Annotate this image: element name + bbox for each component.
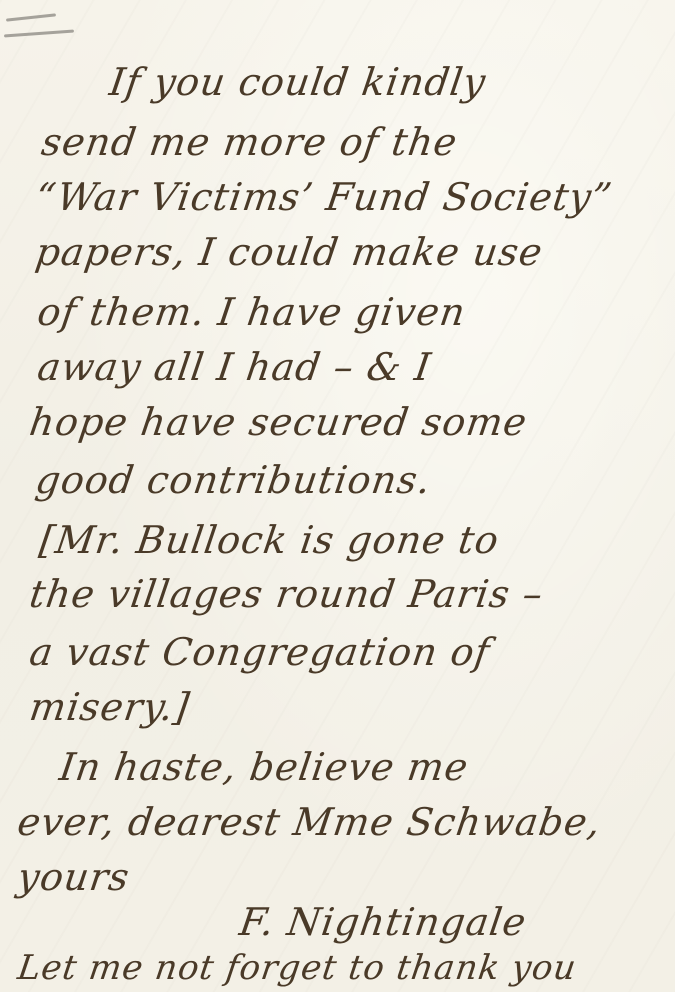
letter-line: ever, dearest Mme Schwabe,	[15, 800, 604, 844]
letter-line: away all I had – & I	[35, 345, 434, 389]
letter-page: If you could kindly send me more of the …	[0, 0, 675, 992]
letter-line: [Mr. Bullock is gone to	[37, 518, 502, 562]
letter-line: hope have secured some	[27, 400, 530, 444]
letter-line: of them. I have given	[35, 290, 469, 334]
pencil-mark	[4, 30, 74, 38]
letter-line: misery.]	[27, 685, 193, 729]
letter-line: a vast Congregation of	[27, 630, 493, 674]
letter-line: Let me not forget to thank you	[15, 948, 579, 988]
signature: F. Nightingale	[237, 900, 530, 944]
letter-line: the villages round Paris –	[27, 572, 546, 616]
letter-line: good contributions.	[33, 458, 434, 502]
pencil-mark	[6, 13, 56, 21]
letter-line: send me more of the	[39, 120, 461, 164]
letter-line: In haste, believe me	[57, 745, 471, 789]
letter-line: yours	[15, 855, 133, 899]
letter-line: papers, I could make use	[33, 230, 546, 274]
letter-line: “War Victims’ Fund Society”	[33, 175, 615, 219]
letter-line: If you could kindly	[107, 60, 489, 104]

Brief: Copy out the records above verbatim, leaving out the picture.

Task answer:
Annotate this image: element name + bbox for each component.
letter-line: ever, dearest Mme Schwabe,	[15, 800, 604, 844]
letter-line: away all I had – & I	[35, 345, 434, 389]
letter-page: If you could kindly send me more of the …	[0, 0, 675, 992]
letter-line: [Mr. Bullock is gone to	[37, 518, 502, 562]
letter-line: hope have secured some	[27, 400, 530, 444]
letter-line: of them. I have given	[35, 290, 469, 334]
pencil-mark	[4, 30, 74, 38]
letter-line: misery.]	[27, 685, 193, 729]
letter-line: a vast Congregation of	[27, 630, 493, 674]
letter-line: Let me not forget to thank you	[15, 948, 579, 988]
signature: F. Nightingale	[237, 900, 530, 944]
letter-line: the villages round Paris –	[27, 572, 546, 616]
letter-line: good contributions.	[33, 458, 434, 502]
pencil-mark	[6, 13, 56, 21]
letter-line: send me more of the	[39, 120, 461, 164]
letter-line: In haste, believe me	[57, 745, 471, 789]
letter-line: yours	[15, 855, 133, 899]
letter-line: papers, I could make use	[33, 230, 546, 274]
letter-line: “War Victims’ Fund Society”	[33, 175, 615, 219]
letter-line: If you could kindly	[107, 60, 489, 104]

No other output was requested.